- _OBJECTIVE_:
Reproduce the entries word for word, and omit any picture you find in them.

- _SUPPLIED DATA_:
-.-.-

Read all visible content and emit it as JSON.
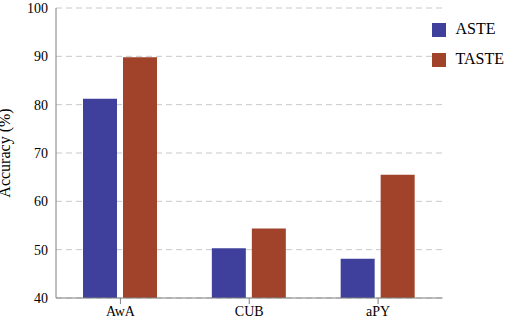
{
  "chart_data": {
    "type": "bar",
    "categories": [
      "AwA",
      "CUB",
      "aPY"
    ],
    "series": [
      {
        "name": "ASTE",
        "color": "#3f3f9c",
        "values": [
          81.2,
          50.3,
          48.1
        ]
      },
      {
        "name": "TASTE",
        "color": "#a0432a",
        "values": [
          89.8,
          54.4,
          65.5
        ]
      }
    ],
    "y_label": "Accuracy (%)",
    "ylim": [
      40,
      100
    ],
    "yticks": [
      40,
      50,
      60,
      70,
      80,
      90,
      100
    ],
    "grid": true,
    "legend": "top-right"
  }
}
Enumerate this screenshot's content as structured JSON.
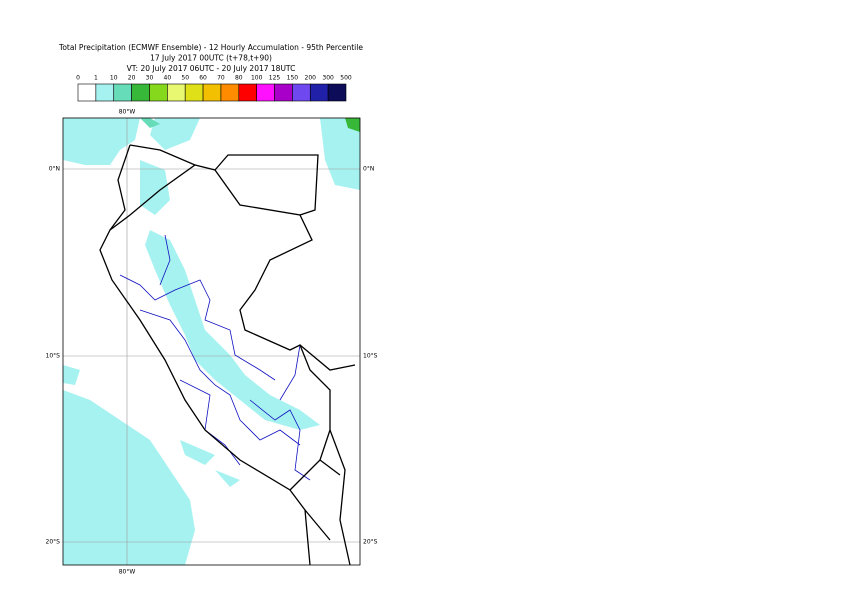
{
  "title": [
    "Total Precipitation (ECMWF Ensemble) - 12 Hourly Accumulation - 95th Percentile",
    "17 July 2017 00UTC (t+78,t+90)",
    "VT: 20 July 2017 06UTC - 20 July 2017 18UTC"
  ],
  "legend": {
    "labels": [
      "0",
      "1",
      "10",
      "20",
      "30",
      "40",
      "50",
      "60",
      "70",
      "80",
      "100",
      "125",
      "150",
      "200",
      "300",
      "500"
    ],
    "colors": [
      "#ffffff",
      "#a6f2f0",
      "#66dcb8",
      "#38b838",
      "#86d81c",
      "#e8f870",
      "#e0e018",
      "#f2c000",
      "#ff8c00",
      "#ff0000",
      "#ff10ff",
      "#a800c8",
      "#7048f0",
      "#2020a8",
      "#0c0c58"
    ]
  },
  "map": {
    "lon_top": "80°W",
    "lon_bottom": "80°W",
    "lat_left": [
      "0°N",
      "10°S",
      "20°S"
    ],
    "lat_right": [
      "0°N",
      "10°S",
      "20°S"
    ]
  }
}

-.-.-

- _ANSWER TO THE PROBLEM_:
Read all visible content and emit it as JSON.
{
  "chart_data": {
    "type": "bar",
    "categories": [
      "AwA",
      "CUB",
      "aPY"
    ],
    "series": [
      {
        "name": "ASTE",
        "color": "#3f3f9c",
        "values": [
          81.2,
          50.3,
          48.1
        ]
      },
      {
        "name": "TASTE",
        "color": "#a0432a",
        "values": [
          89.8,
          54.4,
          65.5
        ]
      }
    ],
    "y_label": "Accuracy (%)",
    "ylim": [
      40,
      100
    ],
    "yticks": [
      40,
      50,
      60,
      70,
      80,
      90,
      100
    ],
    "grid": true,
    "legend": "top-right"
  }
}
Enumerate this screenshot's content as structured JSON.
{
  "title": [
    "Total Precipitation (ECMWF Ensemble) - 12 Hourly Accumulation - 95th Percentile",
    "17 July 2017 00UTC (t+78,t+90)",
    "VT: 20 July 2017 06UTC - 20 July 2017 18UTC"
  ],
  "legend": {
    "labels": [
      "0",
      "1",
      "10",
      "20",
      "30",
      "40",
      "50",
      "60",
      "70",
      "80",
      "100",
      "125",
      "150",
      "200",
      "300",
      "500"
    ],
    "colors": [
      "#ffffff",
      "#a6f2f0",
      "#66dcb8",
      "#38b838",
      "#86d81c",
      "#e8f870",
      "#e0e018",
      "#f2c000",
      "#ff8c00",
      "#ff0000",
      "#ff10ff",
      "#a800c8",
      "#7048f0",
      "#2020a8",
      "#0c0c58"
    ]
  },
  "map": {
    "lon_top": "80°W",
    "lon_bottom": "80°W",
    "lat_left": [
      "0°N",
      "10°S",
      "20°S"
    ],
    "lat_right": [
      "0°N",
      "10°S",
      "20°S"
    ]
  }
}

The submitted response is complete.